Reproduce the material in full, exactly as written.

───── Input ─────

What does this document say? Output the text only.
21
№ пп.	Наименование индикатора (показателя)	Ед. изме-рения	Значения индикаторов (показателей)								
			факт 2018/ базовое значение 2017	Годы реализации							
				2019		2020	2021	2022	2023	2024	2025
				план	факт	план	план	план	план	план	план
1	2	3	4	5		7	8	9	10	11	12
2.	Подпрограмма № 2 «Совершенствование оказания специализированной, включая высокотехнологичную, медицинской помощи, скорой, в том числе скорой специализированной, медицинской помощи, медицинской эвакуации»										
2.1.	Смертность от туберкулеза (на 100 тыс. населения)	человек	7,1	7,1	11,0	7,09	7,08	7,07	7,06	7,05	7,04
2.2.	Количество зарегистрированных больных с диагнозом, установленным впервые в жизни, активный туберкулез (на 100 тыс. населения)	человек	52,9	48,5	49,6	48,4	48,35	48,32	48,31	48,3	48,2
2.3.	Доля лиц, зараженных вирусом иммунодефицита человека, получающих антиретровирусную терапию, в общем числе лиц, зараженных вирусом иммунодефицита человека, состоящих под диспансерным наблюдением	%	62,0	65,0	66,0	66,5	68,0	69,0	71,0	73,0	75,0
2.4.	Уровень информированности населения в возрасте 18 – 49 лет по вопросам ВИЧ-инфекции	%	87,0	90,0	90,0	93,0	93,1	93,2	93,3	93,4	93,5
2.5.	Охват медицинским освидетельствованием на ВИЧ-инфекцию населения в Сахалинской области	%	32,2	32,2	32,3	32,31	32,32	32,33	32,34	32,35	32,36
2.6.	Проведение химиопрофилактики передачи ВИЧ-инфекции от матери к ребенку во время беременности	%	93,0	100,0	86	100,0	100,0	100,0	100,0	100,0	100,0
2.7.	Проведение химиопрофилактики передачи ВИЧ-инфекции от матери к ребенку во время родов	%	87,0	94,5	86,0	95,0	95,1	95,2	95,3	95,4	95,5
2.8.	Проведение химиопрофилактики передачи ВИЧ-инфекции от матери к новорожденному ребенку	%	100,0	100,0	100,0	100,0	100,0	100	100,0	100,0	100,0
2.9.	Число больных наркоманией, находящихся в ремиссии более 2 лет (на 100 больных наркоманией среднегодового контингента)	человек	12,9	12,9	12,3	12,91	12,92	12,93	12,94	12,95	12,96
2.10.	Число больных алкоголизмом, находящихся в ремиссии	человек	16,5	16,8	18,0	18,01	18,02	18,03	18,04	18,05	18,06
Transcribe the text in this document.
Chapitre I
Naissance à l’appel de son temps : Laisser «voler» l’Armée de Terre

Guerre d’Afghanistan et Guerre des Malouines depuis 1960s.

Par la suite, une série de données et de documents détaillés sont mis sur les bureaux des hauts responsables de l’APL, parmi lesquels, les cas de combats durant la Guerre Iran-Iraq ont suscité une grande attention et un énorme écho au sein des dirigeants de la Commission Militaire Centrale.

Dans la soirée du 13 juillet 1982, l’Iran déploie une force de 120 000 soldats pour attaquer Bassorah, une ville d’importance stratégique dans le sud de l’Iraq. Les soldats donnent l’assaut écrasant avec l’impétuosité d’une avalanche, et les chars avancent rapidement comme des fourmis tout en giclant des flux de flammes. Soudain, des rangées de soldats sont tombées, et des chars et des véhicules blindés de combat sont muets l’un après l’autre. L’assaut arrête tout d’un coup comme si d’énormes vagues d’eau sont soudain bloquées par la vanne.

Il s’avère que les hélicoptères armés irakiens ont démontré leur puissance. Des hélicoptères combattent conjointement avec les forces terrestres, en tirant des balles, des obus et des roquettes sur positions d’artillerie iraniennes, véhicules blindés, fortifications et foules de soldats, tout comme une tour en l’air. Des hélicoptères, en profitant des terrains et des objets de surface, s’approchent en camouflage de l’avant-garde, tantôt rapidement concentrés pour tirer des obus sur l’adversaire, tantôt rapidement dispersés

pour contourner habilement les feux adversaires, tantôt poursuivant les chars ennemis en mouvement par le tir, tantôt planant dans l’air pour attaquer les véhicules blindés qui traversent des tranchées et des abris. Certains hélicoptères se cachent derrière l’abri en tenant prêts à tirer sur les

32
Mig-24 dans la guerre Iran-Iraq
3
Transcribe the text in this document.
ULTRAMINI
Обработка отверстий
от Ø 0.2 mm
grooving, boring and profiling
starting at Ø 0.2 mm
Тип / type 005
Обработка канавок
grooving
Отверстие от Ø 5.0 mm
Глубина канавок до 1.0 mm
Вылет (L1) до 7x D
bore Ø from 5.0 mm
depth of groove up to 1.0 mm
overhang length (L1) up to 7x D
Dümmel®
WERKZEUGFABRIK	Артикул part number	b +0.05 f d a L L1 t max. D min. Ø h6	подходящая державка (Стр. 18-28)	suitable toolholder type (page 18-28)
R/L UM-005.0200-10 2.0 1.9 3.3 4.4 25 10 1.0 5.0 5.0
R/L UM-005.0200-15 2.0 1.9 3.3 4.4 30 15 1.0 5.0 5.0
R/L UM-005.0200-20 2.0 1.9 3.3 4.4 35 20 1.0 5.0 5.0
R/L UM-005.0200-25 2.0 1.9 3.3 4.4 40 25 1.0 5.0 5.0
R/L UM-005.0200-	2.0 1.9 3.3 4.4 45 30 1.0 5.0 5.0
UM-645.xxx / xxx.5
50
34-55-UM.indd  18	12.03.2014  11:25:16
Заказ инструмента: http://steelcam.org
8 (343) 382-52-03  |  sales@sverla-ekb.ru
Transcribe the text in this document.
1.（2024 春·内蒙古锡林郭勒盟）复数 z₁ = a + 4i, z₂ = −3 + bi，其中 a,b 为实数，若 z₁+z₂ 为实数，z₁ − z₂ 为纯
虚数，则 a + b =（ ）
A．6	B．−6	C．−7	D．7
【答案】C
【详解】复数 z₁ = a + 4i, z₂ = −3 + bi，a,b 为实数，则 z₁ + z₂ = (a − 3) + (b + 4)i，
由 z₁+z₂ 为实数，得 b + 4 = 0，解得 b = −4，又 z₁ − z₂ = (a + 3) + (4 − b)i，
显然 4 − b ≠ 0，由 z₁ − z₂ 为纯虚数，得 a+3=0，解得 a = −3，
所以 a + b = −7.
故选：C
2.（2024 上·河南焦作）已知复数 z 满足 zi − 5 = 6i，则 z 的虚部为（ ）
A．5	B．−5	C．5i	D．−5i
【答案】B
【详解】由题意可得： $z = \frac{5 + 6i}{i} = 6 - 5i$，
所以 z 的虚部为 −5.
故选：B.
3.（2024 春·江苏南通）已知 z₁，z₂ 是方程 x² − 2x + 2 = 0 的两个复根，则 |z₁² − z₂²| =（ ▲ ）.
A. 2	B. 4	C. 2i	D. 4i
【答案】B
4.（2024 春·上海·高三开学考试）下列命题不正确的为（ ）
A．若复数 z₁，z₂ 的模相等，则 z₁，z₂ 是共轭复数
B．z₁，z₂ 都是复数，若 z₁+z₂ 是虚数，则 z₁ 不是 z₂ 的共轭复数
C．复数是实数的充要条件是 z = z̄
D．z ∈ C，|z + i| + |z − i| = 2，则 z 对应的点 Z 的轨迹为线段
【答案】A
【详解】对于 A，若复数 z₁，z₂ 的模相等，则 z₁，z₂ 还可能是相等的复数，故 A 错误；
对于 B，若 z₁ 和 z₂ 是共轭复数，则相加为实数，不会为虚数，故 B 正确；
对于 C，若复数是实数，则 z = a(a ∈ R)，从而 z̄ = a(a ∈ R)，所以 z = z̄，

─────

**Exercise solution**
What does this document say? Output the text only.
21
№ пп.	Наименование индикатора (показателя)	Ед. изме-рения	Значения индикаторов (показателей)								
			факт 2018/ базовое значение 2017	Годы реализации							
				2019		2020	2021	2022	2023	2024	2025
				план	факт	план	план	план	план	план	план
1	2	3	4	5		7	8	9	10	11	12
2.	Подпрограмма № 2 «Совершенствование оказания специализированной, включая высокотехнологичную, медицинской помощи, скорой, в том числе скорой специализированной, медицинской помощи, медицинской эвакуации»										
2.1.	Смертность от туберкулеза (на 100 тыс. населения)	человек	7,1	7,1	11,0	7,09	7,08	7,07	7,06	7,05	7,04
2.2.	Количество зарегистрированных больных с диагнозом, установленным впервые в жизни, активный туберкулез (на 100 тыс. населения)	человек	52,9	48,5	49,6	48,4	48,35	48,32	48,31	48,3	48,2
2.3.	Доля лиц, зараженных вирусом иммунодефицита человека, получающих антиретровирусную терапию, в общем числе лиц, зараженных вирусом иммунодефицита человека, состоящих под диспансерным наблюдением	%	62,0	65,0	66,0	66,5	68,0	69,0	71,0	73,0	75,0
2.4.	Уровень информированности населения в возрасте 18 – 49 лет по вопросам ВИЧ-инфекции	%	87,0	90,0	90,0	93,0	93,1	93,2	93,3	93,4	93,5
2.5.	Охват медицинским освидетельствованием на ВИЧ-инфекцию населения в Сахалинской области	%	32,2	32,2	32,3	32,31	32,32	32,33	32,34	32,35	32,36
2.6.	Проведение химиопрофилактики передачи ВИЧ-инфекции от матери к ребенку во время беременности	%	93,0	100,0	86	100,0	100,0	100,0	100,0	100,0	100,0
2.7.	Проведение химиопрофилактики передачи ВИЧ-инфекции от матери к ребенку во время родов	%	87,0	94,5	86,0	95,0	95,1	95,2	95,3	95,4	95,5
2.8.	Проведение химиопрофилактики передачи ВИЧ-инфекции от матери к новорожденному ребенку	%	100,0	100,0	100,0	100,0	100,0	100	100,0	100,0	100,0
2.9.	Число больных наркоманией, находящихся в ремиссии более 2 лет (на 100 больных наркоманией среднегодового контингента)	человек	12,9	12,9	12,3	12,91	12,92	12,93	12,94	12,95	12,96
2.10.	Число больных алкоголизмом, находящихся в ремиссии	человек	16,5	16,8	18,0	18,01	18,02	18,03	18,04	18,05	18,06
Transcribe the text in this document.
Chapitre I
Naissance à l’appel de son temps : Laisser «voler» l’Armée de Terre

Guerre d’Afghanistan et Guerre des Malouines depuis 1960s.

Par la suite, une série de données et de documents détaillés sont mis sur les bureaux des hauts responsables de l’APL, parmi lesquels, les cas de combats durant la Guerre Iran-Iraq ont suscité une grande attention et un énorme écho au sein des dirigeants de la Commission Militaire Centrale.

Dans la soirée du 13 juillet 1982, l’Iran déploie une force de 120 000 soldats pour attaquer Bassorah, une ville d’importance stratégique dans le sud de l’Iraq. Les soldats donnent l’assaut écrasant avec l’impétuosité d’une avalanche, et les chars avancent rapidement comme des fourmis tout en giclant des flux de flammes. Soudain, des rangées de soldats sont tombées, et des chars et des véhicules blindés de combat sont muets l’un après l’autre. L’assaut arrête tout d’un coup comme si d’énormes vagues d’eau sont soudain bloquées par la vanne.

Il s’avère que les hélicoptères armés irakiens ont démontré leur puissance. Des hélicoptères combattent conjointement avec les forces terrestres, en tirant des balles, des obus et des roquettes sur positions d’artillerie iraniennes, véhicules blindés, fortifications et foules de soldats, tout comme une tour en l’air. Des hélicoptères, en profitant des terrains et des objets de surface, s’approchent en camouflage de l’avant-garde, tantôt rapidement concentrés pour tirer des obus sur l’adversaire, tantôt rapidement dispersés

pour contourner habilement les feux adversaires, tantôt poursuivant les chars ennemis en mouvement par le tir, tantôt planant dans l’air pour attaquer les véhicules blindés qui traversent des tranchées et des abris. Certains hélicoptères se cachent derrière l’abri en tenant prêts à tirer sur les

32
Mig-24 dans la guerre Iran-Iraq
3
Transcribe the text in this document.
ULTRAMINI
Обработка отверстий
от Ø 0.2 mm
grooving, boring and profiling
starting at Ø 0.2 mm
Тип / type 005
Обработка канавок
grooving
Отверстие от Ø 5.0 mm
Глубина канавок до 1.0 mm
Вылет (L1) до 7x D
bore Ø from 5.0 mm
depth of groove up to 1.0 mm
overhang length (L1) up to 7x D
Dümmel®
WERKZEUGFABRIK	Артикул part number	b +0.05 f d a L L1 t max. D min. Ø h6	подходящая державка (Стр. 18-28)	suitable toolholder type (page 18-28)
R/L UM-005.0200-10 2.0 1.9 3.3 4.4 25 10 1.0 5.0 5.0
R/L UM-005.0200-15 2.0 1.9 3.3 4.4 30 15 1.0 5.0 5.0
R/L UM-005.0200-20 2.0 1.9 3.3 4.4 35 20 1.0 5.0 5.0
R/L UM-005.0200-25 2.0 1.9 3.3 4.4 40 25 1.0 5.0 5.0
R/L UM-005.0200-	2.0 1.9 3.3 4.4 45 30 1.0 5.0 5.0
UM-645.xxx / xxx.5
50
34-55-UM.indd  18	12.03.2014  11:25:16
Заказ инструмента: http://steelcam.org
8 (343) 382-52-03  |  sales@sverla-ekb.ru
Transcribe the text in this document.
1.（2024 春·内蒙古锡林郭勒盟）复数 z₁ = a + 4i, z₂ = −3 + bi，其中 a,b 为实数，若 z₁+z₂ 为实数，z₁ − z₂ 为纯
虚数，则 a + b =（ ）
A．6	B．−6	C．−7	D．7
【答案】C
【详解】复数 z₁ = a + 4i, z₂ = −3 + bi，a,b 为实数，则 z₁ + z₂ = (a − 3) + (b + 4)i，
由 z₁+z₂ 为实数，得 b + 4 = 0，解得 b = −4，又 z₁ − z₂ = (a + 3) + (4 − b)i，
显然 4 − b ≠ 0，由 z₁ − z₂ 为纯虚数，得 a+3=0，解得 a = −3，
所以 a + b = −7.
故选：C
2.（2024 上·河南焦作）已知复数 z 满足 zi − 5 = 6i，则 z 的虚部为（ ）
A．5	B．−5	C．5i	D．−5i
【答案】B
【详解】由题意可得： $z = \frac{5 + 6i}{i} = 6 - 5i$，
所以 z 的虚部为 −5.
故选：B.
3.（2024 春·江苏南通）已知 z₁，z₂ 是方程 x² − 2x + 2 = 0 的两个复根，则 |z₁² − z₂²| =（ ▲ ）.
A. 2	B. 4	C. 2i	D. 4i
【答案】B
4.（2024 春·上海·高三开学考试）下列命题不正确的为（ ）
A．若复数 z₁，z₂ 的模相等，则 z₁，z₂ 是共轭复数
B．z₁，z₂ 都是复数，若 z₁+z₂ 是虚数，则 z₁ 不是 z₂ 的共轭复数
C．复数是实数的充要条件是 z = z̄
D．z ∈ C，|z + i| + |z − i| = 2，则 z 对应的点 Z 的轨迹为线段
【答案】A
【详解】对于 A，若复数 z₁，z₂ 的模相等，则 z₁，z₂ 还可能是相等的复数，故 A 错误；
对于 B，若 z₁ 和 z₂ 是共轭复数，则相加为实数，不会为虚数，故 B 正确；
对于 C，若复数是实数，则 z = a(a ∈ R)，从而 z̄ = a(a ∈ R)，所以 z = z̄，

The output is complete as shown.